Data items
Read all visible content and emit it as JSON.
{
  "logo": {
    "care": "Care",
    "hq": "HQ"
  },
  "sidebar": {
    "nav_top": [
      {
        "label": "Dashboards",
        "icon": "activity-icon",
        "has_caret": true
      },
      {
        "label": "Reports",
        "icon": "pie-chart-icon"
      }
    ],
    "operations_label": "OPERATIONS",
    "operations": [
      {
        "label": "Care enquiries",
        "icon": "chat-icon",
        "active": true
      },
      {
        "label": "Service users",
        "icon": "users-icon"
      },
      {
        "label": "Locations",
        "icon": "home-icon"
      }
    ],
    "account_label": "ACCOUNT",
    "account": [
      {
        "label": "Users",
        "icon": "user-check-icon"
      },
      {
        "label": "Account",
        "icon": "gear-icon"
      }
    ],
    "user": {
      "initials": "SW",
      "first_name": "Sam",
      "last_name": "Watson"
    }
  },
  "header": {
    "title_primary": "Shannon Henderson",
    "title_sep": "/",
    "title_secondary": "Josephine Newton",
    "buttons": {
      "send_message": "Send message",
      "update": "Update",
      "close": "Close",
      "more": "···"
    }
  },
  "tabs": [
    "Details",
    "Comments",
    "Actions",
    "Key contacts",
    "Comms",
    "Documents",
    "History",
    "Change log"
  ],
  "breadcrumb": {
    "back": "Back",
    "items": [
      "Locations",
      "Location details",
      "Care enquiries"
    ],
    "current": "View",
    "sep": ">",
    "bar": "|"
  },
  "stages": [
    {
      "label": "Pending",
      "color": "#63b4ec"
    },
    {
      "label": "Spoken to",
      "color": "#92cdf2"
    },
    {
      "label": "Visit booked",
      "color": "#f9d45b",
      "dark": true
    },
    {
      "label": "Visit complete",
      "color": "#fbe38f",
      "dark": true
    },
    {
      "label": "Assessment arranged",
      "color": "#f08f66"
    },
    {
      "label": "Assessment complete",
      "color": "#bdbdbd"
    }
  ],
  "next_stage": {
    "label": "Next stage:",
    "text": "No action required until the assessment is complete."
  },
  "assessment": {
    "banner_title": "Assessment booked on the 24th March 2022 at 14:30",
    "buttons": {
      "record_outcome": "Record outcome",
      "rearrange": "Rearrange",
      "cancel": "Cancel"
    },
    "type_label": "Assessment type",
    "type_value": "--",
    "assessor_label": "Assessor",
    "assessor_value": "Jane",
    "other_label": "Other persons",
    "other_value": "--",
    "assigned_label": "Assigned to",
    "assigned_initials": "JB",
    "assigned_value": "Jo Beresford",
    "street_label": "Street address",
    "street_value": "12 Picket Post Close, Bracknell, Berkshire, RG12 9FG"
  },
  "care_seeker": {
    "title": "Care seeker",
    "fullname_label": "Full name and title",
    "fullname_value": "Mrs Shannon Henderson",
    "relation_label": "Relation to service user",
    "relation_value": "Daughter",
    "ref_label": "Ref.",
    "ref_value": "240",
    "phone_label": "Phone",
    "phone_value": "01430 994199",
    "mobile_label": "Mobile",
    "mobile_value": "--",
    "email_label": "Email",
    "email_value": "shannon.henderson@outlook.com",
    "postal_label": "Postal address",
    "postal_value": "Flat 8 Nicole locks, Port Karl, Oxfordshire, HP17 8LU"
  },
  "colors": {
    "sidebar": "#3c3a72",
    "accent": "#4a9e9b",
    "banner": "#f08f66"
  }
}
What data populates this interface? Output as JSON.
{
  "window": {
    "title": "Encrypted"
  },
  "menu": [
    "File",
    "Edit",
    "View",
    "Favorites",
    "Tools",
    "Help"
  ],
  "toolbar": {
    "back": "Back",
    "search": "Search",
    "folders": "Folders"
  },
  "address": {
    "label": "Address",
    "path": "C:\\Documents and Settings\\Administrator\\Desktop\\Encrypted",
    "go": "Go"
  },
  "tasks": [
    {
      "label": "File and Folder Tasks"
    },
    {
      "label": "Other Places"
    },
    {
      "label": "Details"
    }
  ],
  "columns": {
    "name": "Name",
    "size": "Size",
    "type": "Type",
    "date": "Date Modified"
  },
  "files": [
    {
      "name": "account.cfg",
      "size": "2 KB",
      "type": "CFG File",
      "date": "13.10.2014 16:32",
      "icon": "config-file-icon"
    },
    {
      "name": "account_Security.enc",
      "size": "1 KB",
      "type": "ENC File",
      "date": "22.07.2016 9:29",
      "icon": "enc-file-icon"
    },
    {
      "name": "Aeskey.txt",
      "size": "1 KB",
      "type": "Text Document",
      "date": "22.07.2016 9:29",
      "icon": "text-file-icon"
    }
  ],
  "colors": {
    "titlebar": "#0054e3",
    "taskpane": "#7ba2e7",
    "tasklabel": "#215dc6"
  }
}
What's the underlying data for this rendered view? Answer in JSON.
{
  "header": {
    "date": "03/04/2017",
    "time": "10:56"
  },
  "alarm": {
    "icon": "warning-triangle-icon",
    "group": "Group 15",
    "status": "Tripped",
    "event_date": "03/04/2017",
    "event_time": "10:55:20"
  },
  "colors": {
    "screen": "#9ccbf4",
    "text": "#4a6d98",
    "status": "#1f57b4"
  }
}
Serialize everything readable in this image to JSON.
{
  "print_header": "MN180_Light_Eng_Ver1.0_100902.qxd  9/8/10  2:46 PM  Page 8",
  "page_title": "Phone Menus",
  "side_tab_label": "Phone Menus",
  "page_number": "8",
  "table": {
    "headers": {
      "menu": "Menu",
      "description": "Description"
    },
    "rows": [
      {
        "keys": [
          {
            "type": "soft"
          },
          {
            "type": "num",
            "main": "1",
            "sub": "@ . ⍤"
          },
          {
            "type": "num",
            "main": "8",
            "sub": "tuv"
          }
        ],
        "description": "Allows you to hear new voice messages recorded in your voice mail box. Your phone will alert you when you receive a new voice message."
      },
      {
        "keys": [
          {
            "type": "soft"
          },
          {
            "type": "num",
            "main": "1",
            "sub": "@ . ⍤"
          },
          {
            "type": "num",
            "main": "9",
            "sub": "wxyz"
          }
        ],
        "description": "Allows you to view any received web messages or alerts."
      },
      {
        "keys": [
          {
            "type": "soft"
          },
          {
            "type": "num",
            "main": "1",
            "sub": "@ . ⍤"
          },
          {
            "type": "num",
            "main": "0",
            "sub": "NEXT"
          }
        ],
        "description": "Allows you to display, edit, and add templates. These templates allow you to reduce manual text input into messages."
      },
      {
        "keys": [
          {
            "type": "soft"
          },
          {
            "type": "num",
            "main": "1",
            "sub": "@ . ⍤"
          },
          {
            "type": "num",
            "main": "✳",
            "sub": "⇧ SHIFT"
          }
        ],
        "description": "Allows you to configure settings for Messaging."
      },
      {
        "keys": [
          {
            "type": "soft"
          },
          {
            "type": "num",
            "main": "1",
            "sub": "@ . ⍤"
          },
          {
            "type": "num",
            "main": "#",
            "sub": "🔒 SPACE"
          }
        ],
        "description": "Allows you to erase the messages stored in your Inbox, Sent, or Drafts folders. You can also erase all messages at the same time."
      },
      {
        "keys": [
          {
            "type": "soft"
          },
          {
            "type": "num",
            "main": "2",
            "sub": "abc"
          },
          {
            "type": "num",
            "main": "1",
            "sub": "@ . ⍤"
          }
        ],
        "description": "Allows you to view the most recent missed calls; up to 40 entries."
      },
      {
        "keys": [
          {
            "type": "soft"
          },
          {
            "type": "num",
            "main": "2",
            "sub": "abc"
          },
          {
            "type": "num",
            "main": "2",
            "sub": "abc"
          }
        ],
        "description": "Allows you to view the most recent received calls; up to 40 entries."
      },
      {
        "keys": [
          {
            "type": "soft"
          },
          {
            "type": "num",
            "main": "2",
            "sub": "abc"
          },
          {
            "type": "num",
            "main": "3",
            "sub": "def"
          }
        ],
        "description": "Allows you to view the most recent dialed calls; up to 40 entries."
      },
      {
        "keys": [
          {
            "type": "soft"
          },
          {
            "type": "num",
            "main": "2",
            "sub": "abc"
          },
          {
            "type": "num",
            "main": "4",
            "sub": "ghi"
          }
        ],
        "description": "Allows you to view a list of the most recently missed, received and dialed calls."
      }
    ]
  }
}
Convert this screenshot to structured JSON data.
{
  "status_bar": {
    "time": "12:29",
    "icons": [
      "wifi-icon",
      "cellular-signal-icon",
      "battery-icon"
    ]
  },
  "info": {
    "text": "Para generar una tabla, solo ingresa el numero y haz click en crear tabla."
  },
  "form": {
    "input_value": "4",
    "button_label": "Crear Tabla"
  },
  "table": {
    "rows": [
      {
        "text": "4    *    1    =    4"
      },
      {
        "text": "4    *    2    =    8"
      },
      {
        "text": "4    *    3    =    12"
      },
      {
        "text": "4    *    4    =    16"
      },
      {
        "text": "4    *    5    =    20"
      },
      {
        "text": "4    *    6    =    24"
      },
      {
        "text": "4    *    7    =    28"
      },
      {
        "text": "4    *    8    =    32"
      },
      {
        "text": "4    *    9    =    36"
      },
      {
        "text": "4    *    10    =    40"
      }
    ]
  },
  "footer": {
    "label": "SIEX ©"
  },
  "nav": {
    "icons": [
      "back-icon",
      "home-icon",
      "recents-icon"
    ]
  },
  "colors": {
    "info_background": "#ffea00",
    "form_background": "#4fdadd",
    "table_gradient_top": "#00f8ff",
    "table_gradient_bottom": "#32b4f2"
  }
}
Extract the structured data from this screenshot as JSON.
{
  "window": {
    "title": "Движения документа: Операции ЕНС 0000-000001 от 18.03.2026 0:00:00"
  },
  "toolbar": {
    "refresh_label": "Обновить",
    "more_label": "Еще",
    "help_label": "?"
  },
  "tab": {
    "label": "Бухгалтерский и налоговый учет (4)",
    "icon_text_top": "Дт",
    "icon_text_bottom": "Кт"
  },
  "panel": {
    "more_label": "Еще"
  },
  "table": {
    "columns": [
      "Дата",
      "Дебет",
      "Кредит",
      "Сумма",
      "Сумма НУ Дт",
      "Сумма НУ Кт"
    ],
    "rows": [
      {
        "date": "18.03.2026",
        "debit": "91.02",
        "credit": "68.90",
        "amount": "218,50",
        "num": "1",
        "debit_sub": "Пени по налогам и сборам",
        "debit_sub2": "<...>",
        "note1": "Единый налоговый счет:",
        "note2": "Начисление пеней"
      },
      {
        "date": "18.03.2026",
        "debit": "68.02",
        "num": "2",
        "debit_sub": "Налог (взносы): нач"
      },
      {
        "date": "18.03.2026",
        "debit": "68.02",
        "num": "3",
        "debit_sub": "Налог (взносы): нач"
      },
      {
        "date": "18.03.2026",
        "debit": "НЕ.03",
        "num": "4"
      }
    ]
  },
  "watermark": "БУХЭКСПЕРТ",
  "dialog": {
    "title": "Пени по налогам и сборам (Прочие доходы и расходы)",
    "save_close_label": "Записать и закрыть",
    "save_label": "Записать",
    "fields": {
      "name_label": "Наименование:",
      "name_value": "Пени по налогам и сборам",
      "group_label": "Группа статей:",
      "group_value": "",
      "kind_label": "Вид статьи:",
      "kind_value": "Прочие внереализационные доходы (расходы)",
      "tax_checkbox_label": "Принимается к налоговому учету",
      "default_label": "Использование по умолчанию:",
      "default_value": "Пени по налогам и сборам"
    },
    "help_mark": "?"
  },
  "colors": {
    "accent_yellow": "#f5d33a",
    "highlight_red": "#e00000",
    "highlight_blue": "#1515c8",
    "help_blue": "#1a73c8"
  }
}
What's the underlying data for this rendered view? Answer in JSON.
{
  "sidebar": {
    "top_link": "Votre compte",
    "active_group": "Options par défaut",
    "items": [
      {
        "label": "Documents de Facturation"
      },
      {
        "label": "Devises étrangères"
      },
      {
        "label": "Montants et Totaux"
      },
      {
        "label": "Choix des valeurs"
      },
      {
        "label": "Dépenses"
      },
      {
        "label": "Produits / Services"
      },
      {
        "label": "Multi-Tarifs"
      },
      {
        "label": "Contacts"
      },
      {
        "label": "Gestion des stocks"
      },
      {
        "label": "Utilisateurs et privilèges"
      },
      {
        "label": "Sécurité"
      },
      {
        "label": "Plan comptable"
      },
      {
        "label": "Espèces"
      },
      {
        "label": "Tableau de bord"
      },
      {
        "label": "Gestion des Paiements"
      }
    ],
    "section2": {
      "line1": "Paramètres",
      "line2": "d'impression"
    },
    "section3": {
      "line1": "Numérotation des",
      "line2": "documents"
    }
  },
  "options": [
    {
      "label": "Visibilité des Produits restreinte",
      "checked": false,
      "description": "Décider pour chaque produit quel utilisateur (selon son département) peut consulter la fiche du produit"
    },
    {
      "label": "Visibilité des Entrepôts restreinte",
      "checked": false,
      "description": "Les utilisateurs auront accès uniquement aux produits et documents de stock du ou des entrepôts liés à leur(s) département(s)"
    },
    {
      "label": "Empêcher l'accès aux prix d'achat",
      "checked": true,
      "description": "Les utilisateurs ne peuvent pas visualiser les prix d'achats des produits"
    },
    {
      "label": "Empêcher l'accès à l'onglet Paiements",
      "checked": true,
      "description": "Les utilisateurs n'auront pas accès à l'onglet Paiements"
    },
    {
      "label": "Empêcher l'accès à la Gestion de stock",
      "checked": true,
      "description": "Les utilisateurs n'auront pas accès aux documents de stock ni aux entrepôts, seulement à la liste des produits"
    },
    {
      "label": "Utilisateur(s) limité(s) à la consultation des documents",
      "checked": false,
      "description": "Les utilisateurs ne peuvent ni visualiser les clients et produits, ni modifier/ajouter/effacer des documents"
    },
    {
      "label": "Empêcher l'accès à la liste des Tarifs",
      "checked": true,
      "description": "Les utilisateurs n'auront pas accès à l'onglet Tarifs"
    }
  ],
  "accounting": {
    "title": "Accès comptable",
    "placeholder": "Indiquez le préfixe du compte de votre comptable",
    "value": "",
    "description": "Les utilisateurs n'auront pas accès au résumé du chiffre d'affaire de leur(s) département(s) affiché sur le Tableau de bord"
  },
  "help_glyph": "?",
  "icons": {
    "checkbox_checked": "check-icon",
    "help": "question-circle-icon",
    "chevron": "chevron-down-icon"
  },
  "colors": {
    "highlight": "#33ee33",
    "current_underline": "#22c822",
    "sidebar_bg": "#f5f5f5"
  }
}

**Work to complete**
Gather up every line from the listing above in which the word "Encrypted" occurs.

**Completed exercise**
    "title": "Encrypted"
    "path": "C:\\Documents and Settings\\Administrator\\Desktop\\Encrypted",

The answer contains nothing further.